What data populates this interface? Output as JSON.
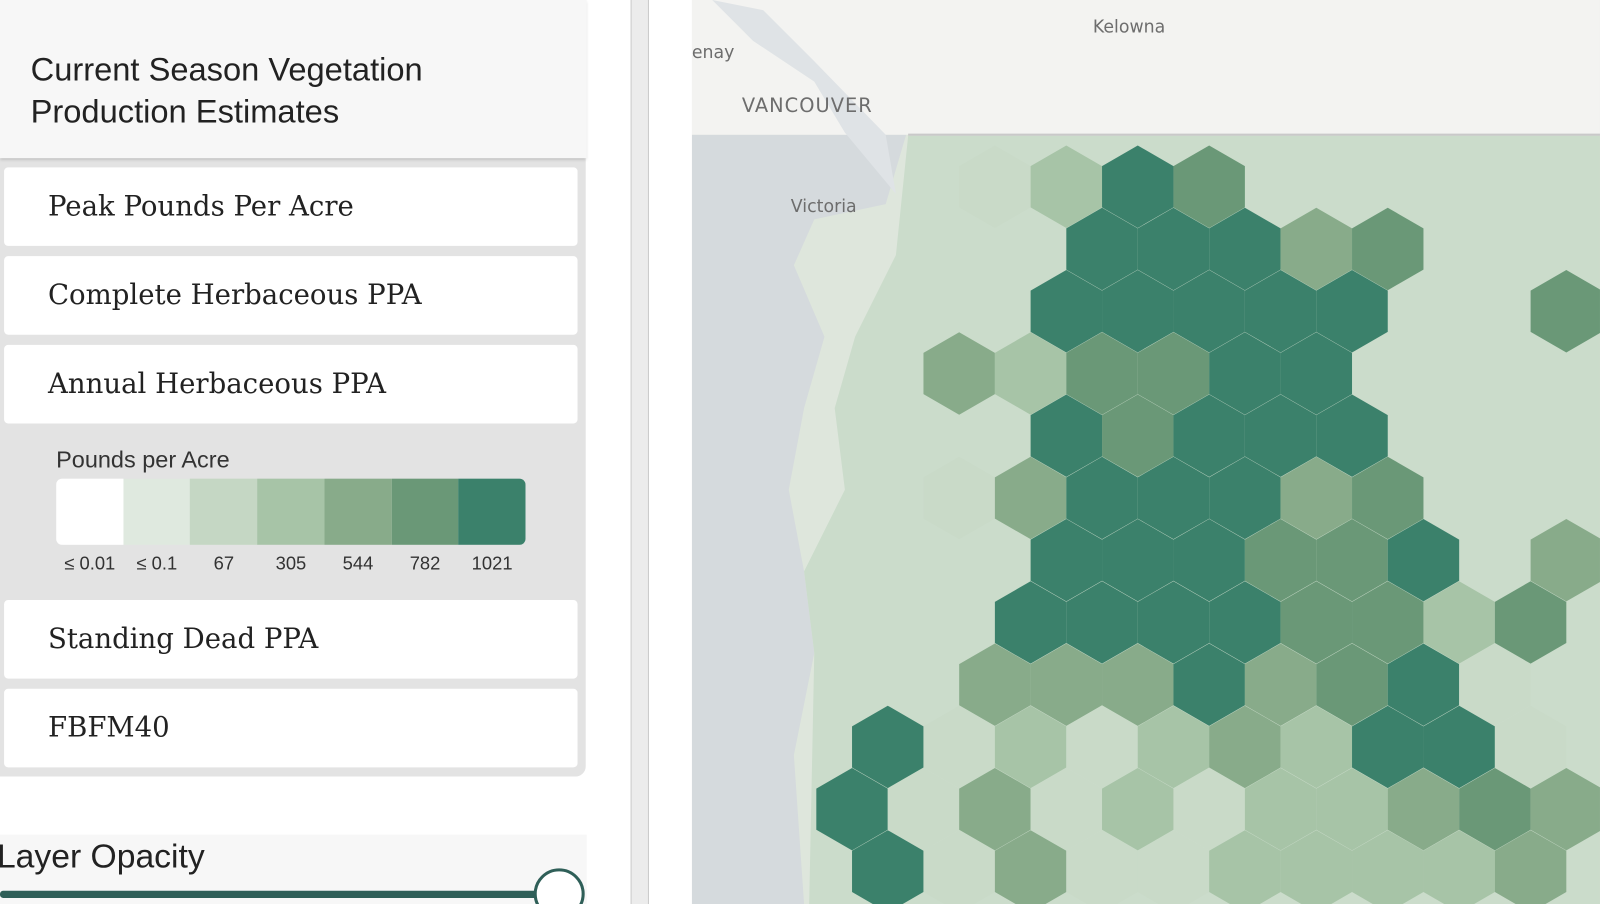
{
  "panel": {
    "title_lines": [
      "Current Season Vegetation",
      "Production Estimates"
    ],
    "items": [
      "Peak Pounds Per Acre",
      "Complete Herbaceous PPA",
      "Annual Herbaceous PPA",
      "Standing Dead PPA",
      "FBFM40"
    ],
    "legend": {
      "title": "Pounds per Acre",
      "entries": [
        {
          "label": "≤ 0.01",
          "color": "#ffffff"
        },
        {
          "label": "≤ 0.1",
          "color": "#dfe9df"
        },
        {
          "label": "67",
          "color": "#c5d7c4"
        },
        {
          "label": "305",
          "color": "#a7c4a7"
        },
        {
          "label": "544",
          "color": "#88ab8a"
        },
        {
          "label": "782",
          "color": "#6a9877"
        },
        {
          "label": "1021",
          "color": "#3b816b"
        }
      ]
    }
  },
  "opacity": {
    "title": "Layer Opacity"
  },
  "map": {
    "labels": [
      "Kelowna",
      "enay",
      "VANCOUVER",
      "Victoria"
    ]
  }
}
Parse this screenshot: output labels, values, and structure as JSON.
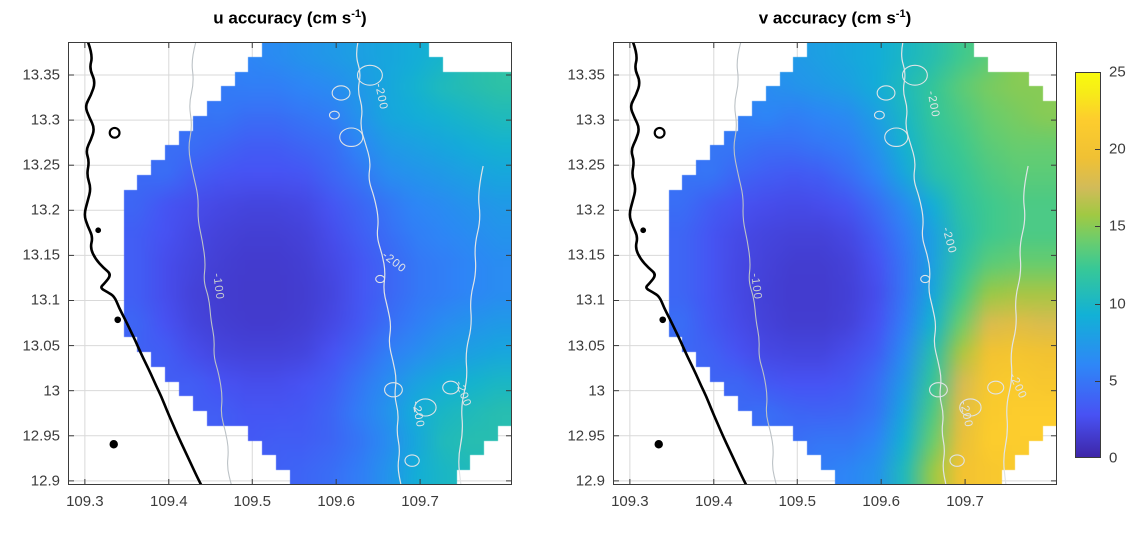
{
  "figure": {
    "background": "#ffffff"
  },
  "colormap": {
    "name": "parula",
    "anchors": [
      [
        0.0,
        "#3e26a8"
      ],
      [
        0.11,
        "#4852f4"
      ],
      [
        0.24,
        "#2e87f7"
      ],
      [
        0.37,
        "#12b1d6"
      ],
      [
        0.49,
        "#37c897"
      ],
      [
        0.56,
        "#69cd6f"
      ],
      [
        0.63,
        "#a0c943"
      ],
      [
        0.7,
        "#d1bb59"
      ],
      [
        0.78,
        "#f0c134"
      ],
      [
        0.88,
        "#fdcd2d"
      ],
      [
        0.95,
        "#f7ec18"
      ],
      [
        1.0,
        "#f9fb0e"
      ]
    ]
  },
  "chart_data": {
    "type": "heatmap",
    "value_range": [
      0,
      25
    ],
    "axes": {
      "x_ticks": [
        "109.3",
        "109.4",
        "109.5",
        "109.6",
        "109.7"
      ],
      "x_tick_f": [
        0.038,
        0.227,
        0.415,
        0.604,
        0.793
      ],
      "y_ticks": [
        "13.35",
        "13.3",
        "13.25",
        "13.2",
        "13.15",
        "13.1",
        "13.05",
        "13",
        "12.95",
        "12.9"
      ],
      "y_tick_g": [
        0.0745,
        0.1763,
        0.2781,
        0.3799,
        0.4817,
        0.5835,
        0.6853,
        0.7871,
        0.8889,
        0.9907
      ],
      "lon_range": [
        109.28,
        109.805
      ],
      "lat_range": [
        12.9,
        13.387
      ],
      "grid_color": "#d9d9d9"
    },
    "geo": {
      "coastline_color": "#000000",
      "coastline": [
        [
          0.045,
          0
        ],
        [
          0.056,
          0.03
        ],
        [
          0.048,
          0.06
        ],
        [
          0.062,
          0.09
        ],
        [
          0.052,
          0.12
        ],
        [
          0.038,
          0.145
        ],
        [
          0.048,
          0.17
        ],
        [
          0.06,
          0.195
        ],
        [
          0.052,
          0.22
        ],
        [
          0.04,
          0.245
        ],
        [
          0.048,
          0.27
        ],
        [
          0.042,
          0.3
        ],
        [
          0.052,
          0.33
        ],
        [
          0.044,
          0.36
        ],
        [
          0.036,
          0.39
        ],
        [
          0.044,
          0.415
        ],
        [
          0.056,
          0.44
        ],
        [
          0.05,
          0.465
        ],
        [
          0.062,
          0.49
        ],
        [
          0.08,
          0.51
        ],
        [
          0.098,
          0.525
        ],
        [
          0.082,
          0.545
        ],
        [
          0.072,
          0.555
        ],
        [
          0.09,
          0.565
        ],
        [
          0.105,
          0.575
        ],
        [
          0.115,
          0.6
        ],
        [
          0.128,
          0.625
        ],
        [
          0.14,
          0.65
        ],
        [
          0.152,
          0.675
        ],
        [
          0.163,
          0.7
        ],
        [
          0.175,
          0.725
        ],
        [
          0.187,
          0.75
        ],
        [
          0.198,
          0.775
        ],
        [
          0.21,
          0.8
        ],
        [
          0.222,
          0.83
        ],
        [
          0.235,
          0.86
        ],
        [
          0.248,
          0.89
        ],
        [
          0.262,
          0.92
        ],
        [
          0.276,
          0.95
        ],
        [
          0.29,
          0.98
        ],
        [
          0.3,
          1.0
        ]
      ],
      "islands": [
        {
          "f": 0.105,
          "g": 0.205,
          "r": 0.011,
          "filled": false
        },
        {
          "f": 0.068,
          "g": 0.425,
          "r": 0.004,
          "filled": true
        },
        {
          "f": 0.112,
          "g": 0.627,
          "r": 0.005,
          "filled": true
        },
        {
          "f": 0.103,
          "g": 0.908,
          "r": 0.007,
          "filled": true
        }
      ],
      "contour100_color": "#bcc2c6",
      "contour200_color": "#e0e4e6",
      "contour100": [
        [
          0.288,
          0
        ],
        [
          0.277,
          0.04
        ],
        [
          0.284,
          0.09
        ],
        [
          0.272,
          0.14
        ],
        [
          0.28,
          0.19
        ],
        [
          0.27,
          0.24
        ],
        [
          0.282,
          0.3
        ],
        [
          0.294,
          0.35
        ],
        [
          0.292,
          0.4
        ],
        [
          0.303,
          0.45
        ],
        [
          0.31,
          0.5
        ],
        [
          0.305,
          0.54
        ],
        [
          0.318,
          0.58
        ],
        [
          0.322,
          0.63
        ],
        [
          0.33,
          0.67
        ],
        [
          0.328,
          0.71
        ],
        [
          0.34,
          0.75
        ],
        [
          0.348,
          0.8
        ],
        [
          0.344,
          0.84
        ],
        [
          0.355,
          0.88
        ],
        [
          0.362,
          0.92
        ],
        [
          0.358,
          0.96
        ],
        [
          0.368,
          1.0
        ]
      ],
      "contour200": [
        [
          0.653,
          0
        ],
        [
          0.647,
          0.03
        ],
        [
          0.66,
          0.07
        ],
        [
          0.652,
          0.11
        ],
        [
          0.664,
          0.15
        ],
        [
          0.658,
          0.19
        ],
        [
          0.67,
          0.23
        ],
        [
          0.682,
          0.27
        ],
        [
          0.676,
          0.31
        ],
        [
          0.69,
          0.35
        ],
        [
          0.7,
          0.4
        ],
        [
          0.695,
          0.44
        ],
        [
          0.708,
          0.48
        ],
        [
          0.715,
          0.52
        ],
        [
          0.71,
          0.56
        ],
        [
          0.72,
          0.6
        ],
        [
          0.728,
          0.64
        ],
        [
          0.722,
          0.68
        ],
        [
          0.732,
          0.72
        ],
        [
          0.74,
          0.76
        ],
        [
          0.735,
          0.8
        ],
        [
          0.745,
          0.84
        ],
        [
          0.74,
          0.88
        ],
        [
          0.748,
          0.92
        ],
        [
          0.742,
          0.96
        ],
        [
          0.75,
          1.0
        ]
      ],
      "contour200_branch": [
        [
          0.935,
          0.28
        ],
        [
          0.922,
          0.34
        ],
        [
          0.93,
          0.4
        ],
        [
          0.915,
          0.46
        ],
        [
          0.92,
          0.52
        ],
        [
          0.905,
          0.58
        ],
        [
          0.91,
          0.64
        ],
        [
          0.895,
          0.7
        ],
        [
          0.9,
          0.76
        ],
        [
          0.885,
          0.82
        ],
        [
          0.89,
          0.88
        ],
        [
          0.878,
          0.94
        ],
        [
          0.885,
          1.0
        ]
      ],
      "contour200_loops": [
        [
          0.615,
          0.115,
          0.02
        ],
        [
          0.638,
          0.215,
          0.026
        ],
        [
          0.6,
          0.165,
          0.011
        ],
        [
          0.68,
          0.075,
          0.028
        ],
        [
          0.703,
          0.535,
          0.01
        ],
        [
          0.733,
          0.785,
          0.02
        ],
        [
          0.805,
          0.825,
          0.024
        ],
        [
          0.862,
          0.78,
          0.018
        ],
        [
          0.775,
          0.945,
          0.016
        ]
      ]
    },
    "panels": [
      {
        "id": "u",
        "title": {
          "pre": "u accuracy (cm s",
          "sup": "-1",
          "post": ")"
        },
        "contour_labels": [
          {
            "text": "-100",
            "f": 0.331,
            "g": 0.553,
            "rot": 83,
            "color": "#c6ccd0"
          },
          {
            "text": "-200",
            "f": 0.698,
            "g": 0.125,
            "rot": 78,
            "color": "#e0e4e6"
          },
          {
            "text": "-200",
            "f": 0.73,
            "g": 0.503,
            "rot": 38,
            "color": "#e0e4e6"
          },
          {
            "text": "-200",
            "f": 0.781,
            "g": 0.842,
            "rot": 80,
            "color": "#e0e4e6"
          },
          {
            "text": "-200",
            "f": 0.883,
            "g": 0.797,
            "rot": 70,
            "color": "#e0e4e6"
          }
        ],
        "values_grid": [
          [
            null,
            null,
            null,
            null,
            null,
            null,
            null,
            6.5,
            7,
            7.5,
            8,
            8.5,
            9,
            null,
            null,
            null
          ],
          [
            null,
            null,
            null,
            null,
            null,
            null,
            5.5,
            5.5,
            6,
            6.5,
            7.5,
            8.5,
            9.5,
            10.5,
            11,
            11.5
          ],
          [
            null,
            null,
            null,
            null,
            null,
            5,
            4.5,
            4.5,
            5,
            5.5,
            7,
            8.5,
            9,
            9.5,
            10,
            10.5
          ],
          [
            null,
            null,
            null,
            null,
            4.5,
            4,
            3.5,
            3.5,
            4,
            4.5,
            6,
            7.5,
            8,
            8.5,
            9,
            9.5
          ],
          [
            null,
            null,
            null,
            4.5,
            3.5,
            3,
            2.8,
            2.8,
            3,
            4,
            5,
            6.5,
            7,
            7.5,
            8,
            8.5
          ],
          [
            null,
            null,
            4,
            3,
            2.5,
            2.2,
            2,
            2,
            2.2,
            3,
            4,
            5,
            6,
            6.5,
            7,
            7.5
          ],
          [
            null,
            null,
            3.5,
            2.8,
            2.2,
            1.8,
            1.6,
            1.6,
            1.8,
            2.5,
            3.5,
            4.5,
            5.5,
            6,
            6.5,
            7
          ],
          [
            null,
            null,
            3.5,
            2.5,
            2,
            1.6,
            1.4,
            1.4,
            1.6,
            2.2,
            3,
            4,
            5,
            5.5,
            6,
            6.5
          ],
          [
            null,
            null,
            3.5,
            2.5,
            1.8,
            1.5,
            1.3,
            1.3,
            1.5,
            2,
            3,
            4,
            5,
            5.5,
            6,
            6.5
          ],
          [
            null,
            null,
            4,
            2.8,
            2,
            1.6,
            1.4,
            1.4,
            1.6,
            2.2,
            3.2,
            4.5,
            5.5,
            6.5,
            7,
            7.5
          ],
          [
            null,
            null,
            null,
            3.5,
            2.5,
            2,
            1.8,
            1.8,
            2,
            2.8,
            4,
            5.5,
            6.5,
            7.5,
            8,
            8.5
          ],
          [
            null,
            null,
            null,
            null,
            3.5,
            2.8,
            2.5,
            2.5,
            2.8,
            3.5,
            5,
            6.5,
            8,
            9,
            9.5,
            10
          ],
          [
            null,
            null,
            null,
            null,
            null,
            3.5,
            3,
            3,
            3.2,
            4,
            5.5,
            7,
            9,
            10,
            10.5,
            11
          ],
          [
            null,
            null,
            null,
            null,
            null,
            null,
            null,
            3.5,
            3.5,
            4,
            5,
            6.5,
            8.5,
            10.5,
            11,
            null
          ],
          [
            null,
            null,
            null,
            null,
            null,
            null,
            null,
            null,
            4,
            4.5,
            5.5,
            7,
            9,
            10,
            null,
            null
          ]
        ]
      },
      {
        "id": "v",
        "title": {
          "pre": "v accuracy (cm s",
          "sup": "-1",
          "post": ")"
        },
        "contour_labels": [
          {
            "text": "-100",
            "f": 0.315,
            "g": 0.553,
            "rot": 83,
            "color": "#c6ccd0"
          },
          {
            "text": "-200",
            "f": 0.714,
            "g": 0.142,
            "rot": 80,
            "color": "#e0e4e6"
          },
          {
            "text": "-200",
            "f": 0.75,
            "g": 0.45,
            "rot": 75,
            "color": "#e0e4e6"
          },
          {
            "text": "-200",
            "f": 0.788,
            "g": 0.842,
            "rot": 78,
            "color": "#e0e4e6"
          },
          {
            "text": "-200",
            "f": 0.905,
            "g": 0.78,
            "rot": 65,
            "color": "#e0e4e6"
          }
        ],
        "values_grid": [
          [
            null,
            null,
            null,
            null,
            null,
            null,
            null,
            8,
            8.5,
            9,
            10,
            11,
            12.5,
            null,
            null,
            null
          ],
          [
            null,
            null,
            null,
            null,
            null,
            null,
            7,
            7.5,
            8,
            9,
            10.5,
            12,
            13.5,
            14.5,
            15,
            null
          ],
          [
            null,
            null,
            null,
            null,
            null,
            6,
            5.5,
            6,
            6.5,
            8,
            10,
            12,
            13,
            14,
            14.5,
            15
          ],
          [
            null,
            null,
            null,
            null,
            5,
            4.5,
            4.5,
            5,
            5.5,
            7,
            9.5,
            11.5,
            12.5,
            13.5,
            14,
            14
          ],
          [
            null,
            null,
            null,
            5,
            4,
            3.5,
            3.2,
            3.5,
            4.5,
            6,
            8.5,
            11,
            12,
            13,
            13.5,
            13.5
          ],
          [
            null,
            null,
            4.5,
            3.5,
            2.8,
            2.5,
            2.3,
            2.5,
            3,
            4.5,
            6.5,
            9,
            11.5,
            12.5,
            13,
            13
          ],
          [
            null,
            null,
            4,
            3,
            2.3,
            2,
            1.8,
            1.8,
            2.2,
            3.5,
            5.5,
            8,
            11,
            12.5,
            13,
            13
          ],
          [
            null,
            null,
            4,
            3,
            2.2,
            1.8,
            1.5,
            1.5,
            1.8,
            2.8,
            5,
            8,
            11.5,
            13.5,
            14,
            14
          ],
          [
            null,
            null,
            4,
            3,
            2.2,
            1.7,
            1.4,
            1.4,
            1.7,
            2.5,
            5,
            8.5,
            12.5,
            15.5,
            16,
            16
          ],
          [
            null,
            null,
            4.5,
            3.2,
            2.4,
            1.8,
            1.5,
            1.5,
            1.8,
            2.8,
            5.5,
            9.5,
            14,
            18,
            18.5,
            18
          ],
          [
            null,
            null,
            null,
            3.8,
            2.8,
            2.2,
            2,
            2,
            2.5,
            3.5,
            6.5,
            11,
            16,
            20,
            20.5,
            20
          ],
          [
            null,
            null,
            null,
            null,
            4,
            3.2,
            2.8,
            2.8,
            3.2,
            4.5,
            7.5,
            12,
            17.5,
            21,
            21.5,
            21
          ],
          [
            null,
            null,
            null,
            null,
            null,
            4.5,
            4,
            3.8,
            4,
            5,
            8.5,
            13,
            18.5,
            21.5,
            22,
            22
          ],
          [
            null,
            null,
            null,
            null,
            null,
            null,
            null,
            5,
            5,
            6,
            9.5,
            14,
            19,
            22,
            22,
            null
          ],
          [
            null,
            null,
            null,
            null,
            null,
            null,
            null,
            null,
            6,
            7,
            10.5,
            15.5,
            20,
            21,
            null,
            null
          ]
        ]
      }
    ],
    "colorbar": {
      "min": 0,
      "max": 25,
      "ticks": [
        "0",
        "5",
        "10",
        "15",
        "20",
        "25"
      ],
      "tick_values": [
        0,
        5,
        10,
        15,
        20,
        25
      ]
    }
  }
}
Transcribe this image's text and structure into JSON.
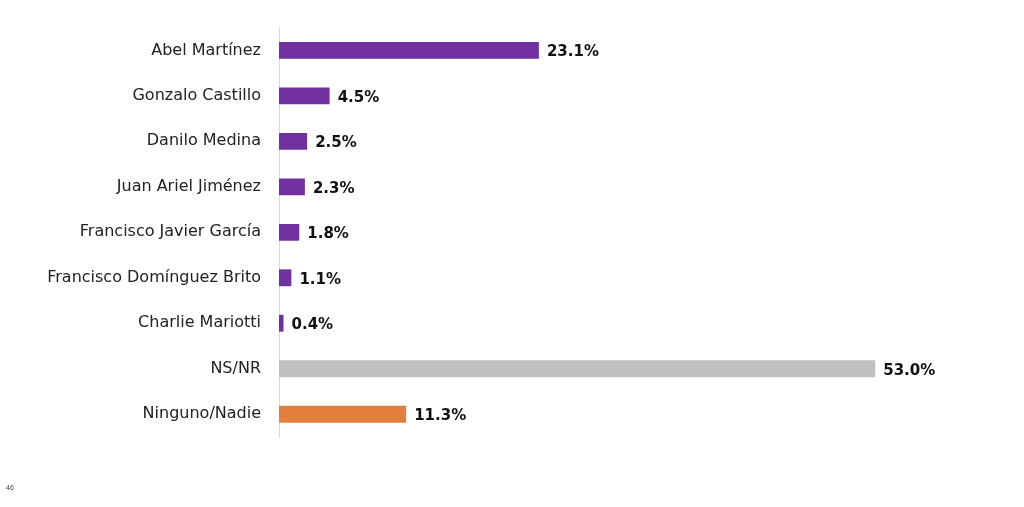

--------

◆ Task goal: Pick out lines containing the word "JSON", each one as written.

◆ Complete response:
What data populates this interface? Output as JSON.
Parse this screenshot: output labels, values, and structure as JSON.
Transcribe this image's text and structure into JSON.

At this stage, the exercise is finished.